What is expected -
Reproduce every record below exactly as it appears.

Records to use -
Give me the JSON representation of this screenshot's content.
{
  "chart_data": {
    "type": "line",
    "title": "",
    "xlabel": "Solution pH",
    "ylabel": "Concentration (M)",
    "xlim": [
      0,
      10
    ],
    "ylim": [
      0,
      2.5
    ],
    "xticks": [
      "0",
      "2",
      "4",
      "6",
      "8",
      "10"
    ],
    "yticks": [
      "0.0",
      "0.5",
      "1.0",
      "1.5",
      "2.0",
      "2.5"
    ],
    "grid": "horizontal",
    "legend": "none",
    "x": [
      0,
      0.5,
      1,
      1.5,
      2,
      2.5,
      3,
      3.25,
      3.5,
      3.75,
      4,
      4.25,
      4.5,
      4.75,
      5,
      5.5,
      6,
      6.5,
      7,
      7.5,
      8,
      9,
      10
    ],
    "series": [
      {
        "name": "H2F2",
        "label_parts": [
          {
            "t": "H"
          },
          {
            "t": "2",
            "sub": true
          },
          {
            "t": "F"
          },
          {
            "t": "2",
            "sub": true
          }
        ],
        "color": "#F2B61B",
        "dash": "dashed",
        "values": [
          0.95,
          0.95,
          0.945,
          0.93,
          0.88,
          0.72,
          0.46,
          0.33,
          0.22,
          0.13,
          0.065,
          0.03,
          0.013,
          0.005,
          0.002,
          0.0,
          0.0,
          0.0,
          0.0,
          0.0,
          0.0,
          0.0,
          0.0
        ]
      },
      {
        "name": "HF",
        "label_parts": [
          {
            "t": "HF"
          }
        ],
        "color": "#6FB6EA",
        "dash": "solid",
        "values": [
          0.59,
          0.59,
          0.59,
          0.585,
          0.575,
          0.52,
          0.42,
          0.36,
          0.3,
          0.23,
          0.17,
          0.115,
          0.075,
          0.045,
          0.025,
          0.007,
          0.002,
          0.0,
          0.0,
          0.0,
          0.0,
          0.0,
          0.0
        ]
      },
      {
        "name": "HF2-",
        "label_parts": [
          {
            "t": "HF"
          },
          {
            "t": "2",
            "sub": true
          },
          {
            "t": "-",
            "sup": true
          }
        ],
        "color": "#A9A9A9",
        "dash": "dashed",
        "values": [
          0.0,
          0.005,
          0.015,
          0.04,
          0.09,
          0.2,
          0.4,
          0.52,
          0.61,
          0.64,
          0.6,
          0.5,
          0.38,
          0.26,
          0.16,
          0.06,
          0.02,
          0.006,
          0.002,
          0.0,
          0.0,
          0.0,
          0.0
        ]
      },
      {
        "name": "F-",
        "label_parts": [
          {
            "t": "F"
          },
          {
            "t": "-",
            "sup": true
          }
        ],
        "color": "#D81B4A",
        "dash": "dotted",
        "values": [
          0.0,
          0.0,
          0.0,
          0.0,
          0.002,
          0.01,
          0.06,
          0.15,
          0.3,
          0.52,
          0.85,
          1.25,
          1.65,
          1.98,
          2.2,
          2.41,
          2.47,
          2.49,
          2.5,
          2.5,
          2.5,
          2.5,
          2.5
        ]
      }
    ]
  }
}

Written reply -
Give me the JSON representation of this screenshot's content.
{
  "chart_data": {
    "type": "line",
    "title": "",
    "xlabel": "Solution pH",
    "ylabel": "Concentration (M)",
    "xlim": [
      0,
      10
    ],
    "ylim": [
      0,
      2.5
    ],
    "xticks": [
      "0",
      "2",
      "4",
      "6",
      "8",
      "10"
    ],
    "yticks": [
      "0.0",
      "0.5",
      "1.0",
      "1.5",
      "2.0",
      "2.5"
    ],
    "grid": "horizontal",
    "legend": "none",
    "x": [
      0,
      0.5,
      1,
      1.5,
      2,
      2.5,
      3,
      3.25,
      3.5,
      3.75,
      4,
      4.25,
      4.5,
      4.75,
      5,
      5.5,
      6,
      6.5,
      7,
      7.5,
      8,
      9,
      10
    ],
    "series": [
      {
        "name": "H2F2",
        "label_parts": [
          {
            "t": "H"
          },
          {
            "t": "2",
            "sub": true
          },
          {
            "t": "F"
          },
          {
            "t": "2",
            "sub": true
          }
        ],
        "color": "#F2B61B",
        "dash": "dashed",
        "values": [
          0.95,
          0.95,
          0.945,
          0.93,
          0.88,
          0.72,
          0.46,
          0.33,
          0.22,
          0.13,
          0.065,
          0.03,
          0.013,
          0.005,
          0.002,
          0.0,
          0.0,
          0.0,
          0.0,
          0.0,
          0.0,
          0.0,
          0.0
        ]
      },
      {
        "name": "HF",
        "label_parts": [
          {
            "t": "HF"
          }
        ],
        "color": "#6FB6EA",
        "dash": "solid",
        "values": [
          0.59,
          0.59,
          0.59,
          0.585,
          0.575,
          0.52,
          0.42,
          0.36,
          0.3,
          0.23,
          0.17,
          0.115,
          0.075,
          0.045,
          0.025,
          0.007,
          0.002,
          0.0,
          0.0,
          0.0,
          0.0,
          0.0,
          0.0
        ]
      },
      {
        "name": "HF2-",
        "label_parts": [
          {
            "t": "HF"
          },
          {
            "t": "2",
            "sub": true
          },
          {
            "t": "-",
            "sup": true
          }
        ],
        "color": "#A9A9A9",
        "dash": "dashed",
        "values": [
          0.0,
          0.005,
          0.015,
          0.04,
          0.09,
          0.2,
          0.4,
          0.52,
          0.61,
          0.64,
          0.6,
          0.5,
          0.38,
          0.26,
          0.16,
          0.06,
          0.02,
          0.006,
          0.002,
          0.0,
          0.0,
          0.0,
          0.0
        ]
      },
      {
        "name": "F-",
        "label_parts": [
          {
            "t": "F"
          },
          {
            "t": "-",
            "sup": true
          }
        ],
        "color": "#D81B4A",
        "dash": "dotted",
        "values": [
          0.0,
          0.0,
          0.0,
          0.0,
          0.002,
          0.01,
          0.06,
          0.15,
          0.3,
          0.52,
          0.85,
          1.25,
          1.65,
          1.98,
          2.2,
          2.41,
          2.47,
          2.49,
          2.5,
          2.5,
          2.5,
          2.5,
          2.5
        ]
      }
    ]
  }
}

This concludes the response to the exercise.